DO THIS: Retype the stretch from "Can I safely" through "easy for everybody." word for word from the forum thread about skins below.

** START SUPPLIED PASSAGE **

# Different Skins



## KalAlbè

I'd like to suggest different skins on this forum.

I really enjoy reading many different threads throughout the day, but this plain white background doesn't allow my eyes to spend as much time as I'd like on here.

Just a suggestion.


----------



## mkellogg

Hi. This summer, we will be upgrading to the next version of the Xenforo software that we use.  After that, get back in touch and we can find a new skin to add.


----------



## KalAlbè

Thank you for the prompt reply and will do.


----------



## Merina12

mkellogg said:


> Hi. This summer, we will be upgrading to the next version of the Xenforo software that we use.  After that, get back in touch and we can find a new skin to add.


 Ohh that's the good thing to know. It will be good if we have different background color than white. The black background will be good to see with the white letters in it.


----------



## KalAlbè

Merina12 said:


> The black background will be good to see with the white letters in it.



I agree.


----------



## KalAlbè

Any update?


----------



## mkellogg

Well, the update to XF 2.0 hasn't happened yet. We hope to have it ready in the next month or two!


----------



## KalAlbè

Can I safely assume it'll be another month or two?


----------



## mkellogg

Yes, I am not in a rush to move to XF 2 and want to fix as many issues before the change to make it easy for everybody.


----------

** END SUPPLIED PASSAGE **
** START PROVIDED DATA **

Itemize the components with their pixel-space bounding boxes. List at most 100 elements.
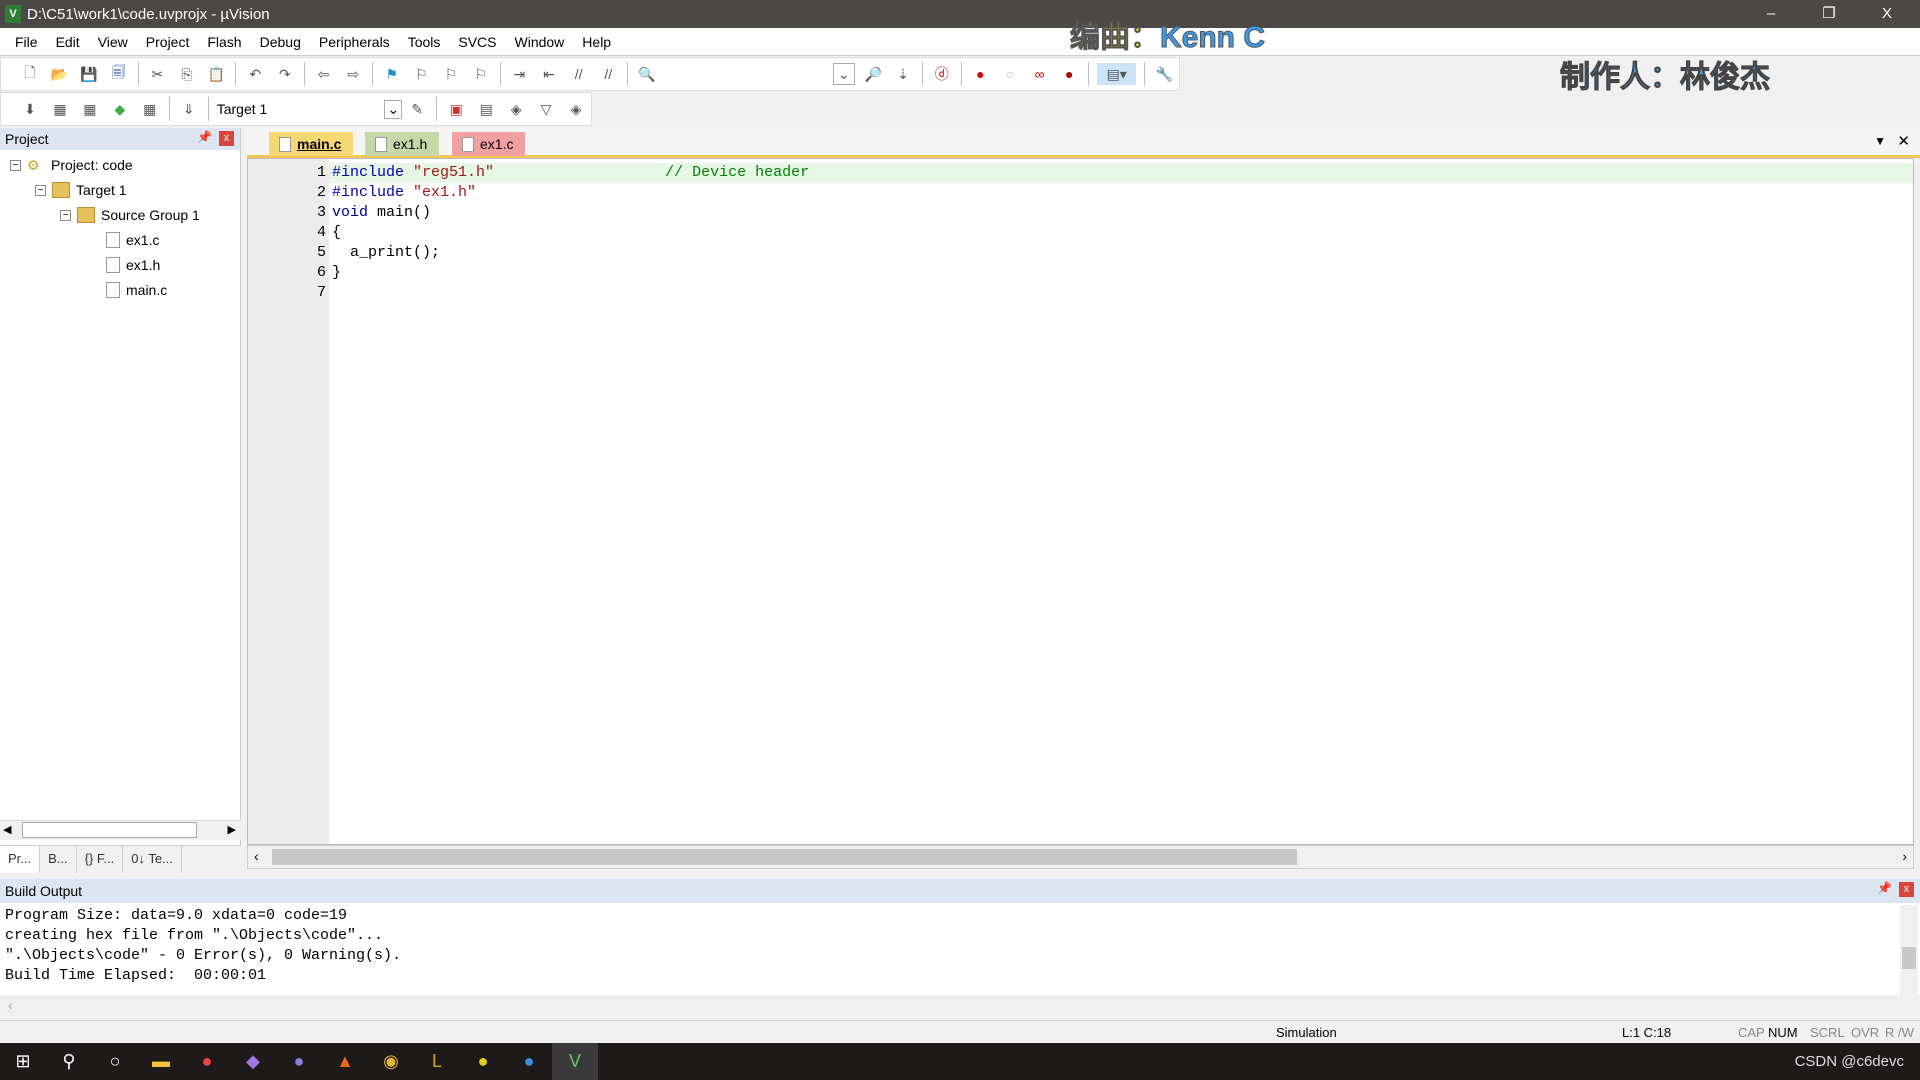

** END PROVIDED DATA **

WORKED ANSWER:
Can I safely assume it'll be another month or two?


----------



## mkellogg

Yes, I am not in a rush to move to XF 2 and want to fix as many issues before the change to make it easy for everybody.